23 let’s hold fast the confession of our hope without wavering; for he who promised is faithful.
Laat ons vasthouden de belijdenis der onwankelbare hope; want getrouw is Hij die toegezegd heeft.
24 Let’s consider how to provoke one another to love and good works,
En laat ons op elkander letten tot opscherping van liefde en goede werken;
25 not forsaking our own assembling together, as the custom of some is, but exhorting one another, and so much the more as you see the Day approaching.
niet verzuimende onze gemeenschappelijke vergadering, zooals het de gewoonte is van sommigen, maar elkander vermanende, en dat des te meer als gij den dag ziet naderen.
26 For if we sin willfully after we have received the knowledge of the truth, there remains no more a sacrifice for sins,
Want als wij opzettelijk zondigen, nadat wij de kennis der waarheid ontvangen hebben, dan blijft er voor de zonden geen offerande meer,
27 but a certain fearful expectation of judgment, and a fierceness of fire which will devour the adversaries.

-.-.-

# PROBLEM REQUIREMENTS
Copy out, word for word, everything in the Bible passage from "23 let’s hold" down to "the Day approaching.".

-.-.-

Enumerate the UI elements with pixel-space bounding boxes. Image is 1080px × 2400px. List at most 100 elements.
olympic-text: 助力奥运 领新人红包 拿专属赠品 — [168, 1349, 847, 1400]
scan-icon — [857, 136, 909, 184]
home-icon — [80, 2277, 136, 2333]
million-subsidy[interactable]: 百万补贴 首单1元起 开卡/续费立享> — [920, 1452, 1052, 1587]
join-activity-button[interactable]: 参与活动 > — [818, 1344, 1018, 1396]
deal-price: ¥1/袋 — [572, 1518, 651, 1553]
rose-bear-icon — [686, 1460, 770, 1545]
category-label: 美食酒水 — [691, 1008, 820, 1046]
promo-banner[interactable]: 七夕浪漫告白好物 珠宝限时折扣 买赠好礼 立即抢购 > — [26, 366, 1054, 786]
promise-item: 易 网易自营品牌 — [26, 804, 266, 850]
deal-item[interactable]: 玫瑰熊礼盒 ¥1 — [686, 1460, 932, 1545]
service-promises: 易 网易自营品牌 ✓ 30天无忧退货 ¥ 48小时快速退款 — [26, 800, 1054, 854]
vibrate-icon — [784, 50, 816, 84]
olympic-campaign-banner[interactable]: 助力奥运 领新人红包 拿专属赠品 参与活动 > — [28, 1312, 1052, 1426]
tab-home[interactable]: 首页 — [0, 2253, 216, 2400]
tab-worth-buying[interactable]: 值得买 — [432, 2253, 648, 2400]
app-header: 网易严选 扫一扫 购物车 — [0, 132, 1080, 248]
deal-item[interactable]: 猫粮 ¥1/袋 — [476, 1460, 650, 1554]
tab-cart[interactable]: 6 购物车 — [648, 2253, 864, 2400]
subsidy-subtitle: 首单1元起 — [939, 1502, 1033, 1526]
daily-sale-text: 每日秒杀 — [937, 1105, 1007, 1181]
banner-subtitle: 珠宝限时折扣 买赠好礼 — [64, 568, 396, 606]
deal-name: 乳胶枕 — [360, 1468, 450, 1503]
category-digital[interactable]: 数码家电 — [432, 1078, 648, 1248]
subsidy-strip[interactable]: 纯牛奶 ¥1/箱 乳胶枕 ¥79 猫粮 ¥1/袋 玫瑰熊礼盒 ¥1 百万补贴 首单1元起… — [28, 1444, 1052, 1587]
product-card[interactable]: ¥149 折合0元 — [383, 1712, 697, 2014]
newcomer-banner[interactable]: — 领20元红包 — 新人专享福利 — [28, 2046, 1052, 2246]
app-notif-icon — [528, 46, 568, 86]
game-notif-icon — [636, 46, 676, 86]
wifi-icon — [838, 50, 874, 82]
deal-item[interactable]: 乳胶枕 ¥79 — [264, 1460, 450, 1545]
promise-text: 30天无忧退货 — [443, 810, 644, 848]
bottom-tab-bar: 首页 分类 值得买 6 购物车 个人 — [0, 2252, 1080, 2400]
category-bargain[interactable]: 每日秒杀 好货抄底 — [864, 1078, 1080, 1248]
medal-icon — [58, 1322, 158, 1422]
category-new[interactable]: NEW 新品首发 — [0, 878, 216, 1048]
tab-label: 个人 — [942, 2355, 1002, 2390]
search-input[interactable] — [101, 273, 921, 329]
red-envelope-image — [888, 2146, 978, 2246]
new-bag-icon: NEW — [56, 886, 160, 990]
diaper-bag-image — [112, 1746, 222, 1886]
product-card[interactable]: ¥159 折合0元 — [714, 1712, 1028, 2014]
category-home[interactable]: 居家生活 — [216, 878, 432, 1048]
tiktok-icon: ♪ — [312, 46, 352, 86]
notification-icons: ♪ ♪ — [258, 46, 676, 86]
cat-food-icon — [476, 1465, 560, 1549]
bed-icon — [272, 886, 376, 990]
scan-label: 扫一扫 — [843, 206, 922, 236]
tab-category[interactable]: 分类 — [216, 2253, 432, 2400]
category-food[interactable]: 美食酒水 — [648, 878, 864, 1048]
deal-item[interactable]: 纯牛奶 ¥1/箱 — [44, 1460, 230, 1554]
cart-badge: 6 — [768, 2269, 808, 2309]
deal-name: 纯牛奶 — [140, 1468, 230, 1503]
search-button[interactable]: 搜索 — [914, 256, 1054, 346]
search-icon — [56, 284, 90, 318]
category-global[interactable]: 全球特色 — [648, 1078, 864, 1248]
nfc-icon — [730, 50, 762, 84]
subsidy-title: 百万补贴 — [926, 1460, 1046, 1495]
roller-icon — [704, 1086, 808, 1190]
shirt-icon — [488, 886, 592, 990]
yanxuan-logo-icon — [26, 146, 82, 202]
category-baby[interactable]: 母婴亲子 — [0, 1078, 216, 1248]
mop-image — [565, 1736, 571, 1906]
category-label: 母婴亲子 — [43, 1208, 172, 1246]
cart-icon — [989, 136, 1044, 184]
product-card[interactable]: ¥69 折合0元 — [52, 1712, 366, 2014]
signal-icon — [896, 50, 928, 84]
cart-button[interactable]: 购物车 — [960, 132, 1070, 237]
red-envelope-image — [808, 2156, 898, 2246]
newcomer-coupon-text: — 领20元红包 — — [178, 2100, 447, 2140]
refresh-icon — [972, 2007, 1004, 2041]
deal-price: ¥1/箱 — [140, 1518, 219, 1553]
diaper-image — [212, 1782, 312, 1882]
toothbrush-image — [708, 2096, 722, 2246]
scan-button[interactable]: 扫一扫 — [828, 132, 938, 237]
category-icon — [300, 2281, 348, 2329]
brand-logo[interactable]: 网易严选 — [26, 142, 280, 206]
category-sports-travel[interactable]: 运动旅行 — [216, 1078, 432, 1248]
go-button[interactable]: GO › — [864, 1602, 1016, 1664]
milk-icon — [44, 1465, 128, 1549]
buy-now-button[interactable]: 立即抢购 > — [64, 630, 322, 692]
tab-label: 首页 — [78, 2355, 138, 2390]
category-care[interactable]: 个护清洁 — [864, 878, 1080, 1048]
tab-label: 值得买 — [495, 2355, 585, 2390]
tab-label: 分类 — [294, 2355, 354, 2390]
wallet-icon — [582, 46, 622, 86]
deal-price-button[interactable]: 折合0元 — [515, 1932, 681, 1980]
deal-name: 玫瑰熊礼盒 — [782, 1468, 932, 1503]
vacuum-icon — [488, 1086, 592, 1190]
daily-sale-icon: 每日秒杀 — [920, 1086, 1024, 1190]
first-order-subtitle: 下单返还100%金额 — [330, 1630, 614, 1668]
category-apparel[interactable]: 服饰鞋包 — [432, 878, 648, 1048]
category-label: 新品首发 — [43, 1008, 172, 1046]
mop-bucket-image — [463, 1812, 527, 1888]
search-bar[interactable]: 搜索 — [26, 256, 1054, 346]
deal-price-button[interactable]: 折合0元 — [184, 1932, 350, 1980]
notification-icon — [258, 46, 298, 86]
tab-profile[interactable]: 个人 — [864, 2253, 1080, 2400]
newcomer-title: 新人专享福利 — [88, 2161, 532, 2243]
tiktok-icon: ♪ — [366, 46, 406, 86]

-.-.-

# OUTPUT OF THE TASK
23 let’s hold fast the confession of our hope without wavering; for he who promised is faithful.
Laat ons vasthouden de belijdenis der onwankelbare hope; want getrouw is Hij die toegezegd heeft.
24 Let’s consider how to provoke one another to love and good works,
En laat ons op elkander letten tot opscherping van liefde en goede werken;
25 not forsaking our own assembling together, as the custom of some is, but exhorting one another, and so much the more as you see the Day approaching.